Your goal
Wherever the string "title" occurs in a line of these records, report that line.
— start Extracted data —
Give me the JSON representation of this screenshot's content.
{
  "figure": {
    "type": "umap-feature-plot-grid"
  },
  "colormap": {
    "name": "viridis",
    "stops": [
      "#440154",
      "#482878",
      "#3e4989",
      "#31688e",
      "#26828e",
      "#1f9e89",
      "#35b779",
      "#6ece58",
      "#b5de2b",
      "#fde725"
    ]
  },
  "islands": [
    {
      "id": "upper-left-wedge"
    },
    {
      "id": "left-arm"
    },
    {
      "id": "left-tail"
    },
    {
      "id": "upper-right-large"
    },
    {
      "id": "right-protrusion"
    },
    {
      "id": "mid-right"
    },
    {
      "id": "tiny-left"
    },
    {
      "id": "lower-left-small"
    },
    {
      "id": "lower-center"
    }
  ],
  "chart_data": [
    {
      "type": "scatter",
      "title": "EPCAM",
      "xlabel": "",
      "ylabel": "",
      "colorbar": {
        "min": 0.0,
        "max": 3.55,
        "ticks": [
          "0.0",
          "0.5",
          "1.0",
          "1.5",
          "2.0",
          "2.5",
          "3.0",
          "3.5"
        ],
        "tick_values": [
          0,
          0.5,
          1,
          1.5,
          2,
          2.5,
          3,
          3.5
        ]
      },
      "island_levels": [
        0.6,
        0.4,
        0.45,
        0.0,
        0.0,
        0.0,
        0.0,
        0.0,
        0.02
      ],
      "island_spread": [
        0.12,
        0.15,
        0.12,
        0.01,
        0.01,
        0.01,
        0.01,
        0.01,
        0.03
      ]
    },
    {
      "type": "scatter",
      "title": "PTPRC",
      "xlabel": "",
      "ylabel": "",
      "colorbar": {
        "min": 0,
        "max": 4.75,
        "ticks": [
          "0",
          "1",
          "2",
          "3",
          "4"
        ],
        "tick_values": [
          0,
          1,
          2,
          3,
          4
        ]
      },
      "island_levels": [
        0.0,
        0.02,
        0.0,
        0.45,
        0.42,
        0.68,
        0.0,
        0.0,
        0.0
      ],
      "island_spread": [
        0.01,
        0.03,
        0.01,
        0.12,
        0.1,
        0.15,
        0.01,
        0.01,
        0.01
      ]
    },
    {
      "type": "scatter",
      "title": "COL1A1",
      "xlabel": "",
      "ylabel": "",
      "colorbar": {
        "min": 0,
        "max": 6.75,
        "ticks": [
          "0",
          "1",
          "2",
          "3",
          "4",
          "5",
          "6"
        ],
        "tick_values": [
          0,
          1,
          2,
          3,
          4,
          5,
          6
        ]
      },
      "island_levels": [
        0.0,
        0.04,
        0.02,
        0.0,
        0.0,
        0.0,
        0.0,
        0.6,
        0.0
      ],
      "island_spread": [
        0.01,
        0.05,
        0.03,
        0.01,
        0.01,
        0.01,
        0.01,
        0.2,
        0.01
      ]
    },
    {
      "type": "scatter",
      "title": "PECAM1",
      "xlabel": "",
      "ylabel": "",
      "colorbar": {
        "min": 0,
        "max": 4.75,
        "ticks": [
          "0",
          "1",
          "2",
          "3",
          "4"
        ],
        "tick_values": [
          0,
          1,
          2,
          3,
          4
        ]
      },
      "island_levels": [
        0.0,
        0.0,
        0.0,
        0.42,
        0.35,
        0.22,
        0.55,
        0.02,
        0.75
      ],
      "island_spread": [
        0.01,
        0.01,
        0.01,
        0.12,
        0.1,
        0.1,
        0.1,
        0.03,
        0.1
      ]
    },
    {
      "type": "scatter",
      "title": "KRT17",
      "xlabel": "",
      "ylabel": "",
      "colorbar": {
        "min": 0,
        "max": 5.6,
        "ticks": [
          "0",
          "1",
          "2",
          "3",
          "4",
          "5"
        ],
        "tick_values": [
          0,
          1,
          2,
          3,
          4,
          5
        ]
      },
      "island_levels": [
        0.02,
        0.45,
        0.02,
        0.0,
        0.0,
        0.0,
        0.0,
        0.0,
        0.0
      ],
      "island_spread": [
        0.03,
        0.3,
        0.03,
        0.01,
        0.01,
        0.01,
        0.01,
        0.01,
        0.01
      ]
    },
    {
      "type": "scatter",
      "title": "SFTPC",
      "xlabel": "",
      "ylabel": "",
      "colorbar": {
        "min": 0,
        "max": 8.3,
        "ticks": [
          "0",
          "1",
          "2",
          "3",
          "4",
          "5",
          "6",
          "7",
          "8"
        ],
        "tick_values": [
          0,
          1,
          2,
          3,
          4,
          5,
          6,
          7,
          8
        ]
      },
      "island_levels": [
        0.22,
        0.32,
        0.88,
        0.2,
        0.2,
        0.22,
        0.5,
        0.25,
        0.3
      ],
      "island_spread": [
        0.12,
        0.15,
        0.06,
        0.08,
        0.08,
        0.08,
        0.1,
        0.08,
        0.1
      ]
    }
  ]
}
— end Extracted data —
— start Extracted data —
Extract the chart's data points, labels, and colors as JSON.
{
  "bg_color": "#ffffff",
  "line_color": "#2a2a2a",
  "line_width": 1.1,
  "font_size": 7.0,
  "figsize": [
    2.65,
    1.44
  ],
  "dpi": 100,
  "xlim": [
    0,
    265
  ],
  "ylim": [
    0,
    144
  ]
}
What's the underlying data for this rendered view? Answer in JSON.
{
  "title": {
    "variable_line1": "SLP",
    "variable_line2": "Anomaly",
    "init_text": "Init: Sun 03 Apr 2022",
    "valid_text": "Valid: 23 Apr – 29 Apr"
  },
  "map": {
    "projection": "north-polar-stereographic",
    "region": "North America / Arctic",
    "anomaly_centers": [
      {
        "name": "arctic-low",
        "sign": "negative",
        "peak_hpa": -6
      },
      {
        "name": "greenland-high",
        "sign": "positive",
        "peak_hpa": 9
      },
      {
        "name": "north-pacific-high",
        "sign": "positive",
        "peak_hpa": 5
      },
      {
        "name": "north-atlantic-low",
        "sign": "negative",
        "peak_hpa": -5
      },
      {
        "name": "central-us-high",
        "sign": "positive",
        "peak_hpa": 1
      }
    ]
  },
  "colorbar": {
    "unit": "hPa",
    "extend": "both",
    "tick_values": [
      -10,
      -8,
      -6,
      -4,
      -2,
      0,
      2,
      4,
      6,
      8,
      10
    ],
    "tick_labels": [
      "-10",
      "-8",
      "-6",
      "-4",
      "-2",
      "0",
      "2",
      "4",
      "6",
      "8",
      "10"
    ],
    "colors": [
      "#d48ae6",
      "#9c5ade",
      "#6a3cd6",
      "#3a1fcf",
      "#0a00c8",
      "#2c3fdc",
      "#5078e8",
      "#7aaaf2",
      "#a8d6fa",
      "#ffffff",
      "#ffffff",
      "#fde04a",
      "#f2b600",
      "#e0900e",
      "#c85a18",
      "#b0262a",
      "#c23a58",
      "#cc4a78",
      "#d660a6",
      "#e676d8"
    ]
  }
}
— end Extracted data —
— start Extracted data —
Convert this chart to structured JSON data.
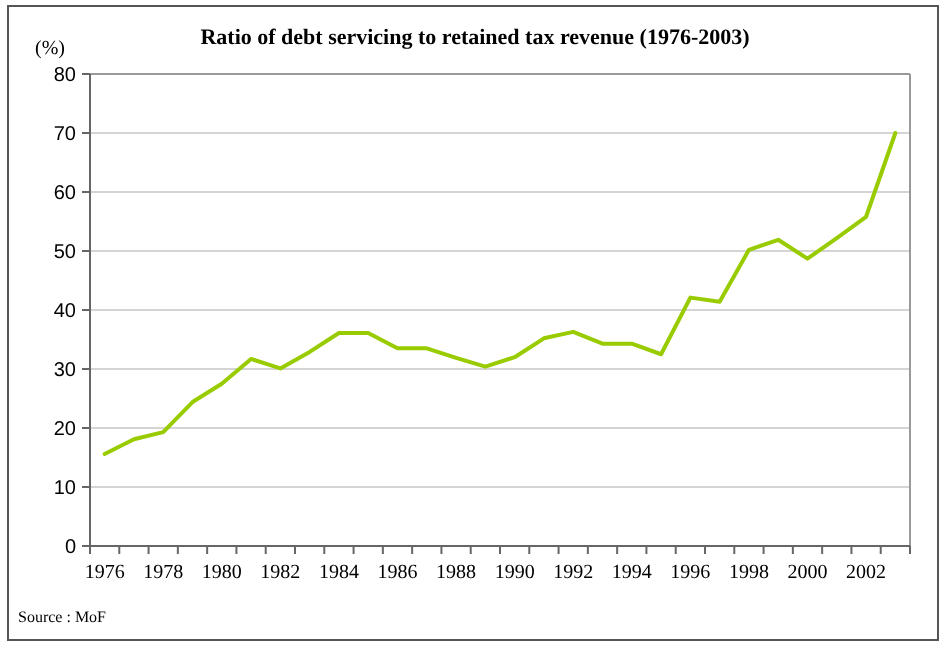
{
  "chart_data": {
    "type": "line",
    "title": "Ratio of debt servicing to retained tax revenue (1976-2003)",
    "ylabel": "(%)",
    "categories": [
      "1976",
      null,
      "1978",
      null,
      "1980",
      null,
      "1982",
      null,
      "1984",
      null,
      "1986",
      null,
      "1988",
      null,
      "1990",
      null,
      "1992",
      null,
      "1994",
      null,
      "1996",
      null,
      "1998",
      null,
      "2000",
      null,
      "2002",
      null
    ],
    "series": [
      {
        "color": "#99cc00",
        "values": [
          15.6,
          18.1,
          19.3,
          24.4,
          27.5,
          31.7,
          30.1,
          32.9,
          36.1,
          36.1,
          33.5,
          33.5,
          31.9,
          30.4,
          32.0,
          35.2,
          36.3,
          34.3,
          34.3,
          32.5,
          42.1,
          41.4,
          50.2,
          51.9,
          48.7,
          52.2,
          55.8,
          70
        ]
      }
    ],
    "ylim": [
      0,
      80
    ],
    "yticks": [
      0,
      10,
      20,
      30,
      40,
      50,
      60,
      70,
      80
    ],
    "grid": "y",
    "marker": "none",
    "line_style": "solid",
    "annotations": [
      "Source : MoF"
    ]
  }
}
— end Extracted data —
Worked solution
      "title": "EPCAM",
      "title": "PTPRC",
      "title": "COL1A1",
      "title": "PECAM1",
      "title": "KRT17",
      "title": "SFTPC",
  "title": {
    "title": "Ratio of debt servicing to retained tax revenue (1976-2003)",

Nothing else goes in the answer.